*WRITTEN EXERCISE*. Look for the string "branch" and copy every line that has it.

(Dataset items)

═══

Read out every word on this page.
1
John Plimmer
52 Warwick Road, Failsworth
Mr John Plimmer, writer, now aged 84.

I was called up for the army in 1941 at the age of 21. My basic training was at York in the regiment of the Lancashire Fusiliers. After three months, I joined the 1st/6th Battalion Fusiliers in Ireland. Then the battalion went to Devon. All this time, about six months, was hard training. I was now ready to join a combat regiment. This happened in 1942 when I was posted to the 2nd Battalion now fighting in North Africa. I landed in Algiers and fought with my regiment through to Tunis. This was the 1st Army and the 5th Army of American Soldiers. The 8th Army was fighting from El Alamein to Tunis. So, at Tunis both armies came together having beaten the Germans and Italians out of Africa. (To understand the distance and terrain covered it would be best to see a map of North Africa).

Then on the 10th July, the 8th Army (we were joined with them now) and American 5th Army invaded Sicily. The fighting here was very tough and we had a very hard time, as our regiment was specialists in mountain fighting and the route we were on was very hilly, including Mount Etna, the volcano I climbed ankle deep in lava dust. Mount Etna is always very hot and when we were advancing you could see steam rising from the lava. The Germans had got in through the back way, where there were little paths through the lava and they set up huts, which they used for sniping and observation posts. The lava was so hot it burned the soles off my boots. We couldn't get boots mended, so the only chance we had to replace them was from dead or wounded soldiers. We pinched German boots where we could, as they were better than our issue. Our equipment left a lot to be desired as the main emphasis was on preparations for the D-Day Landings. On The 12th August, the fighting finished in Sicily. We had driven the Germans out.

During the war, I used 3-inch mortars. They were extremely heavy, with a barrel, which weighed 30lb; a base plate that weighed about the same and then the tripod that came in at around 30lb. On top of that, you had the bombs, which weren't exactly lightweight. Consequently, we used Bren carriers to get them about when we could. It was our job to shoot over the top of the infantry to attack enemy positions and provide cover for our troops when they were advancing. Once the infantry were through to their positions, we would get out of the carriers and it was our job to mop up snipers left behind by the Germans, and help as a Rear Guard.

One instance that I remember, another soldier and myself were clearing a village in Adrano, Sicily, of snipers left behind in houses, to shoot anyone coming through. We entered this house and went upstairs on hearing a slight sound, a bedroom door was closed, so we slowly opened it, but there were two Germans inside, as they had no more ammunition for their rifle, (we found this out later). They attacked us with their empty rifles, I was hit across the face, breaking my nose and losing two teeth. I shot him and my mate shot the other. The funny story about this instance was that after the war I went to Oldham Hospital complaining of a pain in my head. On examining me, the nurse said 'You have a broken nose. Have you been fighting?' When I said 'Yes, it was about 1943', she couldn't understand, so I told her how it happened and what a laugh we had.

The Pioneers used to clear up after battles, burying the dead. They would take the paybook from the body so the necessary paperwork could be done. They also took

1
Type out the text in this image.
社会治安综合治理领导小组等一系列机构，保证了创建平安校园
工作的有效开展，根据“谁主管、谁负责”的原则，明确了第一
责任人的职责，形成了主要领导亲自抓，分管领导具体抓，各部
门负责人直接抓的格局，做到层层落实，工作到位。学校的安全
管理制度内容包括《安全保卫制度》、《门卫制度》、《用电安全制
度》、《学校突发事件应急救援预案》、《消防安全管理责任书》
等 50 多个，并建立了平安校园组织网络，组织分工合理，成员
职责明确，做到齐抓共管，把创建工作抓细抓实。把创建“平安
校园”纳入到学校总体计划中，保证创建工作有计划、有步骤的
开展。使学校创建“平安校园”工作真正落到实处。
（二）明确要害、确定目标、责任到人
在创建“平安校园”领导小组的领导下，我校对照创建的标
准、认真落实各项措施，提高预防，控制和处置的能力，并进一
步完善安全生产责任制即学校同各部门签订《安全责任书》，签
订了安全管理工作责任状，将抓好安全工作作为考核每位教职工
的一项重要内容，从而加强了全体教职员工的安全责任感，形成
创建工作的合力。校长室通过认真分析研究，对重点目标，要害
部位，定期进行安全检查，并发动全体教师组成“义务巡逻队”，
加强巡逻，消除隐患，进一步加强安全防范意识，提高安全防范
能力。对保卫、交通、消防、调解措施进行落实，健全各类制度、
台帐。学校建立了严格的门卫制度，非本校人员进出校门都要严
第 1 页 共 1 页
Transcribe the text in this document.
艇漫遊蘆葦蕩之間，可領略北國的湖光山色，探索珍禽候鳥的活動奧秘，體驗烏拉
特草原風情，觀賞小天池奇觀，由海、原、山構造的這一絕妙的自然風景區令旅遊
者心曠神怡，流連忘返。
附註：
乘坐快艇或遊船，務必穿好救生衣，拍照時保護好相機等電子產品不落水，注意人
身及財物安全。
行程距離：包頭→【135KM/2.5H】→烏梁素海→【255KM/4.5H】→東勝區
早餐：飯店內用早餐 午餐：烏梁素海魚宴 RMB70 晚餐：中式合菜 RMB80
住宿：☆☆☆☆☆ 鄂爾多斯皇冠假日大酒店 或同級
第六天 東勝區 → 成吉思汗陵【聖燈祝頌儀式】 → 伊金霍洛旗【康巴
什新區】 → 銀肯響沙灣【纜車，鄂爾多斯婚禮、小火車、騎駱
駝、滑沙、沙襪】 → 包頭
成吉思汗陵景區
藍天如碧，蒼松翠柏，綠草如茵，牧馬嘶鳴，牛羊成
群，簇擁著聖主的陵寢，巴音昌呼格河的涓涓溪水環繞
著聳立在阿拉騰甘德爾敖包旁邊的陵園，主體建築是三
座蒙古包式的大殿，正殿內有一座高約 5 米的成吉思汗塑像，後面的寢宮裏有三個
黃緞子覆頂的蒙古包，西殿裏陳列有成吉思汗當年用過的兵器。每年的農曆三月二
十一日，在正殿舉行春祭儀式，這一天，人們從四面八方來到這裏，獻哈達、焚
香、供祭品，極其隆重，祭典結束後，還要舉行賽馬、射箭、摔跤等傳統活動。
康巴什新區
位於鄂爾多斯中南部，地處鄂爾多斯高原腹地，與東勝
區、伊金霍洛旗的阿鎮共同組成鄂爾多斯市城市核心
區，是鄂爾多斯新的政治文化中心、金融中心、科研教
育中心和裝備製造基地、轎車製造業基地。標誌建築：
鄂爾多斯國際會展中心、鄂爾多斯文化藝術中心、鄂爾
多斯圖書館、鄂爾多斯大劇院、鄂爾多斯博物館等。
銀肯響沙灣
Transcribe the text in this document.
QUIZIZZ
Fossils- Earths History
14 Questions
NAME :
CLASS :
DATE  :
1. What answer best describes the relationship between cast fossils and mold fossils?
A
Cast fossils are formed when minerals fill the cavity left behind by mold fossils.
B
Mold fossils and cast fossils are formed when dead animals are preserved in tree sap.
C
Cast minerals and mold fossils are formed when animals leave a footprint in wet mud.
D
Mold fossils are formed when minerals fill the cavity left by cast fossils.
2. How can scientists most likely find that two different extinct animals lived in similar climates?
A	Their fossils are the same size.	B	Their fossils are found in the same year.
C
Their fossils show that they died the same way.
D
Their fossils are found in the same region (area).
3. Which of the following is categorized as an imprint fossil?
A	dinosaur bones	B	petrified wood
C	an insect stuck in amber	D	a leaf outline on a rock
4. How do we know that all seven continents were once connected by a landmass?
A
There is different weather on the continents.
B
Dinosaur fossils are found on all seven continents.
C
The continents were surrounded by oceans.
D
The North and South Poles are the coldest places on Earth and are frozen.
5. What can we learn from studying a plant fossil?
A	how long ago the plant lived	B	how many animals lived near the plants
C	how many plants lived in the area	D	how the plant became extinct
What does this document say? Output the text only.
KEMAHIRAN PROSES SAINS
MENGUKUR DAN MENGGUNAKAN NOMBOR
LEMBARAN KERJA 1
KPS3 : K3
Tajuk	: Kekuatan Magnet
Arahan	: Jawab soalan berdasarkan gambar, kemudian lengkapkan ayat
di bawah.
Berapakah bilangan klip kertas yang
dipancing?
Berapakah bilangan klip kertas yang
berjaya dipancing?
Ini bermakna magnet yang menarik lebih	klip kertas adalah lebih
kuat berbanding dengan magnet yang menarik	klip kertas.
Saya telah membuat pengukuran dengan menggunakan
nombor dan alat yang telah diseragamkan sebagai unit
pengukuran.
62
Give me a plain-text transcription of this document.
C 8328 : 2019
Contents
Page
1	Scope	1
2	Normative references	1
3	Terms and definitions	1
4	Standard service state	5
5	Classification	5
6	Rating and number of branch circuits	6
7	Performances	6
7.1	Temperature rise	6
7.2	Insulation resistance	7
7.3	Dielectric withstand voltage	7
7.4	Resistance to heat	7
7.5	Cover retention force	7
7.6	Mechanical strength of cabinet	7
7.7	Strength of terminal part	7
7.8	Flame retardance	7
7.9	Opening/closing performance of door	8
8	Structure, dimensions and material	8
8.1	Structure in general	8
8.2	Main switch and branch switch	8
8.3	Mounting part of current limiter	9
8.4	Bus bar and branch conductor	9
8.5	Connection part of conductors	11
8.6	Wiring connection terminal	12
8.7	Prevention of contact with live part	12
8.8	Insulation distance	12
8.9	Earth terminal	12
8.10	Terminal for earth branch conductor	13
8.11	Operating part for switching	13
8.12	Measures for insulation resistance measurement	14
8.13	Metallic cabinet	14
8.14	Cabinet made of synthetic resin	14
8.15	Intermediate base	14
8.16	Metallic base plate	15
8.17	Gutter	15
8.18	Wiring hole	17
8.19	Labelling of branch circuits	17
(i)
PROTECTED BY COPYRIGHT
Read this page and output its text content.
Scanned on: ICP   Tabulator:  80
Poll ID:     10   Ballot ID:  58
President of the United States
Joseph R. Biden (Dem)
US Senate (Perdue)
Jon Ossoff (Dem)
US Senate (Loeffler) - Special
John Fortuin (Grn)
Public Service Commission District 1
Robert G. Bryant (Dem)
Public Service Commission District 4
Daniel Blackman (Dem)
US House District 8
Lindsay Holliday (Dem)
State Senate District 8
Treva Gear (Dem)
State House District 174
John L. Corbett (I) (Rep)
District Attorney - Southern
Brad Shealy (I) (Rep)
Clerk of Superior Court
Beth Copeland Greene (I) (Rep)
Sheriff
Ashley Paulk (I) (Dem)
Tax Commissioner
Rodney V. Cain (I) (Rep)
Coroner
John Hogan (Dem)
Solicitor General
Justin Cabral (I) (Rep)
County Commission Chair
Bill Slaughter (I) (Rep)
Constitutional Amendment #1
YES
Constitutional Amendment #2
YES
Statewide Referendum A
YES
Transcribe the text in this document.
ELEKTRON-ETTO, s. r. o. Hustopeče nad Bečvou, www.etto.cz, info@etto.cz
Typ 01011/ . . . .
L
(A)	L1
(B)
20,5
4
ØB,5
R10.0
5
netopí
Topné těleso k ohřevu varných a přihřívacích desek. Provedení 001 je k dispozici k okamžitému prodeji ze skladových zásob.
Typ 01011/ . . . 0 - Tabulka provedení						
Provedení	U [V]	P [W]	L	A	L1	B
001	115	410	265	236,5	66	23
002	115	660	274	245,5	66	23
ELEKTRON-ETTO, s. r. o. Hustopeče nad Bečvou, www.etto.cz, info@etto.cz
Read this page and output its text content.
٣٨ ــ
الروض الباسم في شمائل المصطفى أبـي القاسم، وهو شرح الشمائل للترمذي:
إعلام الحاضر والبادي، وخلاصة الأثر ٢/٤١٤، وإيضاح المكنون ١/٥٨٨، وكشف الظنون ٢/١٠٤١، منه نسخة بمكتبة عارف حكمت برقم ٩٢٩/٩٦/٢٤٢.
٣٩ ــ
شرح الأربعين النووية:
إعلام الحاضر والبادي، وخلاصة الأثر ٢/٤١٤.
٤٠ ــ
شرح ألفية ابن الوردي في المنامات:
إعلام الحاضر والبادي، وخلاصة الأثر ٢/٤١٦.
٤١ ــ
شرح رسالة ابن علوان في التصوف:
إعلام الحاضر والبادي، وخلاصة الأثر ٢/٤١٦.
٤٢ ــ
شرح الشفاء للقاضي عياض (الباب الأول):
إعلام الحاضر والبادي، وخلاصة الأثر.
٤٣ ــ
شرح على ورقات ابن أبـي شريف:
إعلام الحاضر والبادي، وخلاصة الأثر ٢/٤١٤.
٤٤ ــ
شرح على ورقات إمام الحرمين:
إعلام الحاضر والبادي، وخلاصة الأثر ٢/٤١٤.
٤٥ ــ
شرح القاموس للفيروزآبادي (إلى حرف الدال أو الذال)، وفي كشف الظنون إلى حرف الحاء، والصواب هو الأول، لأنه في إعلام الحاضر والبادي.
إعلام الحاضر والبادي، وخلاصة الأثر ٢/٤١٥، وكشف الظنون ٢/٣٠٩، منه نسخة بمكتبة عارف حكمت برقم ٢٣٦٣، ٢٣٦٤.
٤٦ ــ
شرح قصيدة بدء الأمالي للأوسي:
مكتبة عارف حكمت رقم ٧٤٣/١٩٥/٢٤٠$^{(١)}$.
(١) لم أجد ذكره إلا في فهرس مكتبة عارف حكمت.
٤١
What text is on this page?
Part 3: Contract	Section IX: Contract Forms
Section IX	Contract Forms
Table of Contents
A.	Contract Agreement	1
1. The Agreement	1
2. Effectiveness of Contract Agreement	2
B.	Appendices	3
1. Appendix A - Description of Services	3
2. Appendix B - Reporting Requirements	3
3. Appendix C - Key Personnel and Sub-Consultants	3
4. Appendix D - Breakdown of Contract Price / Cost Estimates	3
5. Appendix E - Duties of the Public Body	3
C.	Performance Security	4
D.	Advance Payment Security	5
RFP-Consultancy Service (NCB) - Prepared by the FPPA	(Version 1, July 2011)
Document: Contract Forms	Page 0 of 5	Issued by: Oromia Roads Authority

═══

*EXERCISE OUTPUT*.
6	Rating and number of branch circuits	6
8.2	Main switch and branch switch	8
8.4	Bus bar and branch conductor	9
8.10	Terminal for earth branch conductor	13
8.19	Labelling of branch circuits	17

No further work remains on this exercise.